AIM: Spot every line with the word "bande" and return it.

TASK INPUTS:
▼▼▼
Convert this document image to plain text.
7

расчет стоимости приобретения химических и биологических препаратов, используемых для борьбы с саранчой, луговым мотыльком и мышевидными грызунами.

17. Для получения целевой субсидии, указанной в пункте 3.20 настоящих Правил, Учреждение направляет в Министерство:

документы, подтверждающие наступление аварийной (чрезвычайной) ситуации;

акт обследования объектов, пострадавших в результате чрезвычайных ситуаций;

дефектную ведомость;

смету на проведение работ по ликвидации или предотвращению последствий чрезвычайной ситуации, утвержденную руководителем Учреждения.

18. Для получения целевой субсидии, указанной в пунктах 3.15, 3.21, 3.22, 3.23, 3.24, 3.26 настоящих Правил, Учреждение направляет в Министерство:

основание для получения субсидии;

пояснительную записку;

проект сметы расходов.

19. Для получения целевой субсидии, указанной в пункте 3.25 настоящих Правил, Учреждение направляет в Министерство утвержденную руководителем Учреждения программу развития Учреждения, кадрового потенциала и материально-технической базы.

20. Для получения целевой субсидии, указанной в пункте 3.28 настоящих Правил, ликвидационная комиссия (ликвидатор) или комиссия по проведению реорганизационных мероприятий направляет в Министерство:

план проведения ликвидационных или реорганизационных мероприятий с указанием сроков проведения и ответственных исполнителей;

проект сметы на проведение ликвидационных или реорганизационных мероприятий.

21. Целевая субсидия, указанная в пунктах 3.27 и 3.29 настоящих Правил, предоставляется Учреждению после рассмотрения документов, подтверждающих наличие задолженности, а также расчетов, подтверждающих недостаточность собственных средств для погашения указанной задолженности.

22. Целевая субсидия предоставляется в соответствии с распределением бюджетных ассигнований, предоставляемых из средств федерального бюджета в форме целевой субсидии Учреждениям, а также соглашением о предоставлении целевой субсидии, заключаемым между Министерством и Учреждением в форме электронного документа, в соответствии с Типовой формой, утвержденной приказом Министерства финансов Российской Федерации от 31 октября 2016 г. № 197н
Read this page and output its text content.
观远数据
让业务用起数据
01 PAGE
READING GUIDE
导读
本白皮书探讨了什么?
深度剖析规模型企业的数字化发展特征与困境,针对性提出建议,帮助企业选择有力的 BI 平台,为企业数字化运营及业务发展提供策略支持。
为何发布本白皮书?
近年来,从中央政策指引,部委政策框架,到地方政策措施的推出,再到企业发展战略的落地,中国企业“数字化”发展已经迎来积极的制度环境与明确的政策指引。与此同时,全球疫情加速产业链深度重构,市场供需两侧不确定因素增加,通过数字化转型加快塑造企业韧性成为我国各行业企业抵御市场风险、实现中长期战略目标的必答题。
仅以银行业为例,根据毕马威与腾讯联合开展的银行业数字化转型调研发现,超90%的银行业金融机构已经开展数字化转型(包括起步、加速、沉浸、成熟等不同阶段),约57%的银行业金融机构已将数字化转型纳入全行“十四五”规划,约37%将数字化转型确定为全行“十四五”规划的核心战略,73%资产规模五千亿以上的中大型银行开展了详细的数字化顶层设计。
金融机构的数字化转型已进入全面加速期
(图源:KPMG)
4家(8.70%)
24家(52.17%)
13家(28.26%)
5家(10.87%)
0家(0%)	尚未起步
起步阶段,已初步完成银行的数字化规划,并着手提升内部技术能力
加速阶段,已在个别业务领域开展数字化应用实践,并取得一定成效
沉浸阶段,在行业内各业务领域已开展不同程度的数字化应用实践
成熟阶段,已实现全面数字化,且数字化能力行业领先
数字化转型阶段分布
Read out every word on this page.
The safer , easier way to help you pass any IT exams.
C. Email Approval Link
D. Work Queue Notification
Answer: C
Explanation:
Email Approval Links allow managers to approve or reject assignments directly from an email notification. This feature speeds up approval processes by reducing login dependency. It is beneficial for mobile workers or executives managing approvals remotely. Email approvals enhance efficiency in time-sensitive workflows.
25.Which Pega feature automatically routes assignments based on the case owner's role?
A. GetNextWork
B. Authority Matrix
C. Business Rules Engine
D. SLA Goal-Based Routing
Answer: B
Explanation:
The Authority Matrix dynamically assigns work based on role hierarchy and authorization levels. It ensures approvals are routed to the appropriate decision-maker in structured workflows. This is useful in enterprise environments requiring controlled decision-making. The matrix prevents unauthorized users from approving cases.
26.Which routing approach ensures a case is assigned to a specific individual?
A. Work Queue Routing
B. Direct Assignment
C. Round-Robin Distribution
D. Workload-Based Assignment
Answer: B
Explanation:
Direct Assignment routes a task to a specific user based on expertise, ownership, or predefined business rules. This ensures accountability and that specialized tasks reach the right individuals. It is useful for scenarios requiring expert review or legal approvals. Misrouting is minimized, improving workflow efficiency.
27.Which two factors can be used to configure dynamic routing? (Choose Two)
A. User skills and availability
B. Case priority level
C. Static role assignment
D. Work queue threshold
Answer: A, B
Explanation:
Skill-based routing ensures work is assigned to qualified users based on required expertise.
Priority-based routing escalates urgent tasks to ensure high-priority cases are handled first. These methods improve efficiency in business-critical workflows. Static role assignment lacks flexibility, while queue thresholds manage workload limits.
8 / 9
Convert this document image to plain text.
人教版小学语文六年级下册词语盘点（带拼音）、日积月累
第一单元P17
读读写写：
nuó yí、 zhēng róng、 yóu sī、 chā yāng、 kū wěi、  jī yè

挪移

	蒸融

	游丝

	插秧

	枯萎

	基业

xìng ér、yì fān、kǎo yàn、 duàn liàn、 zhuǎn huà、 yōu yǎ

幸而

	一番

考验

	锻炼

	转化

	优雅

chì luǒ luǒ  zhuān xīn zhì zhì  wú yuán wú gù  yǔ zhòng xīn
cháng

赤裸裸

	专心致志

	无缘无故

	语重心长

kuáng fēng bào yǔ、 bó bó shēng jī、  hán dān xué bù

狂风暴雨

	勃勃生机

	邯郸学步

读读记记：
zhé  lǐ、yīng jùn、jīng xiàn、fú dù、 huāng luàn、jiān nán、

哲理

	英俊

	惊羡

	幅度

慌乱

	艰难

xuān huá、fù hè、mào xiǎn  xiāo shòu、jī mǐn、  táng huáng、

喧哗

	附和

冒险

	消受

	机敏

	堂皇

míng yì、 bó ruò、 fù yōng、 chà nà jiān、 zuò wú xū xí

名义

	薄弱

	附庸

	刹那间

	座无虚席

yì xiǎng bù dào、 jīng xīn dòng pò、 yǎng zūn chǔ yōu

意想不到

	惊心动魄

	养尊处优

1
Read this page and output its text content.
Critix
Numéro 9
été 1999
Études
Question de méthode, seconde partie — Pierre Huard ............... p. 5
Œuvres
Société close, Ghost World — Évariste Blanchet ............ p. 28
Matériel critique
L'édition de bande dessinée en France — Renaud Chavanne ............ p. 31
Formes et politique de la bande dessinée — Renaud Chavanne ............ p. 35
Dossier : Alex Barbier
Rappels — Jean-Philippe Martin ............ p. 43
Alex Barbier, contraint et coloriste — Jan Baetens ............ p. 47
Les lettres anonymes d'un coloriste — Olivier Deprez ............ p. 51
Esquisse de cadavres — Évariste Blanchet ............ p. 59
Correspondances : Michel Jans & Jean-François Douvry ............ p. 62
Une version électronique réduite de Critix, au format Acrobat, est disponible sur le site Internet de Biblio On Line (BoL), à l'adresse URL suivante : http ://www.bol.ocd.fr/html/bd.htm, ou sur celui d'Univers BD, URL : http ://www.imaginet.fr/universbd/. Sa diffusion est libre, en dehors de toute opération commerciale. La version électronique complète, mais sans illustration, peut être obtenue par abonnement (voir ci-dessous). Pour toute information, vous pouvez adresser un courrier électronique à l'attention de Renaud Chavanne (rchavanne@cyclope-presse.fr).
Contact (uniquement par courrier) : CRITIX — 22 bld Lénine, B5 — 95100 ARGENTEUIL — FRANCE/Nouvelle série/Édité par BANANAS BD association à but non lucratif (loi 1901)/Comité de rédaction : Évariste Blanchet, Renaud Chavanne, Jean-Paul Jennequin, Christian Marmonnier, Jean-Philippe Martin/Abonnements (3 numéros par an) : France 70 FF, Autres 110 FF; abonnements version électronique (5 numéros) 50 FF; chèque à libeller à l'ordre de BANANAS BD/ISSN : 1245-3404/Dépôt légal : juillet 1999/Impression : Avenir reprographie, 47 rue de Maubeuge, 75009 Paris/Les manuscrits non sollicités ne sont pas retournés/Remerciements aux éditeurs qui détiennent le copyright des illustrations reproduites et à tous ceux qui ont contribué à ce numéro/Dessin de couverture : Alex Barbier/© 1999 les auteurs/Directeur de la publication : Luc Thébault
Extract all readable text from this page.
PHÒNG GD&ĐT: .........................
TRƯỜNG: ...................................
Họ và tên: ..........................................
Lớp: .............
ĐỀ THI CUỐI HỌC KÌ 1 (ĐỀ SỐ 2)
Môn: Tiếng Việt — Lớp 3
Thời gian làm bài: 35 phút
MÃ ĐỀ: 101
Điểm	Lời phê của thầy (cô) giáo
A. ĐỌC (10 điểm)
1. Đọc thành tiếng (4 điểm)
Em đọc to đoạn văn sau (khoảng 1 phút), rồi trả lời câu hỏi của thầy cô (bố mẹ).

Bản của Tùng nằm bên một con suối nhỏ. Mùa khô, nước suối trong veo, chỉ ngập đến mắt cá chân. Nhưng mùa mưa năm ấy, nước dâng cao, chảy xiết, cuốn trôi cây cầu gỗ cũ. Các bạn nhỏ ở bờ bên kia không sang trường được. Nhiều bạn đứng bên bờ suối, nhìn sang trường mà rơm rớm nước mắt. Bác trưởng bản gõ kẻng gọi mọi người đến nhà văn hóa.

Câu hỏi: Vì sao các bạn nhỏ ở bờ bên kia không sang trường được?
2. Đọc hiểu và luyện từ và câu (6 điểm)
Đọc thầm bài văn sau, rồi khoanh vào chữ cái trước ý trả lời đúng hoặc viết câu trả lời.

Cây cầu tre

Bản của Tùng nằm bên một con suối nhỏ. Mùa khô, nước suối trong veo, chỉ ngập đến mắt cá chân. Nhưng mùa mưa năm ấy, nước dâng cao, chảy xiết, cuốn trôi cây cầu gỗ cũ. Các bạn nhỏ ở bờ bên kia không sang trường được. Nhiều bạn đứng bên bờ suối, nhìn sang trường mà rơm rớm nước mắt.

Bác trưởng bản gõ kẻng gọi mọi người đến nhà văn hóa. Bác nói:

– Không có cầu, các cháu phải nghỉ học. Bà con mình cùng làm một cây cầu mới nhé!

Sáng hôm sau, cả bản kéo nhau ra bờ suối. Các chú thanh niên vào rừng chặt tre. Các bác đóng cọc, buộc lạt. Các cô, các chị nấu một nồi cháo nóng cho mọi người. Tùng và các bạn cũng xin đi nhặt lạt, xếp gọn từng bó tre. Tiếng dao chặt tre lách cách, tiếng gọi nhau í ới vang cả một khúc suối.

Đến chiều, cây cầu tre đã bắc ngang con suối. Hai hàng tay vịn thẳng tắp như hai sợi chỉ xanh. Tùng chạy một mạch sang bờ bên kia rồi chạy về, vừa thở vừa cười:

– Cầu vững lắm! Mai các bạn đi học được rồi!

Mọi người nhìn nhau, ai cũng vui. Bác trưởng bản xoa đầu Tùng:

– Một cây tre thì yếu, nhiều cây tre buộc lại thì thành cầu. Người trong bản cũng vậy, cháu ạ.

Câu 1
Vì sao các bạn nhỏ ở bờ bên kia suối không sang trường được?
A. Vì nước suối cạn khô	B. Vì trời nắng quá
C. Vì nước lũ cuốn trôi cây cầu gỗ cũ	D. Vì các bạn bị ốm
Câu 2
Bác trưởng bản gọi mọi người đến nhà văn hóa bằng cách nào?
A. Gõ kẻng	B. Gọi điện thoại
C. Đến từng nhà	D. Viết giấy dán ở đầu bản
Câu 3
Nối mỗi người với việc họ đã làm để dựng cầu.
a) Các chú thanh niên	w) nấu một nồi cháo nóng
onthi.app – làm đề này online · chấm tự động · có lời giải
▲▲▲
OUTPUT OF THE TASK:
L'édition de bande dessinée en France — Renaud Chavanne ............ p. 31
Formes et politique de la bande dessinée — Renaud Chavanne ............ p. 35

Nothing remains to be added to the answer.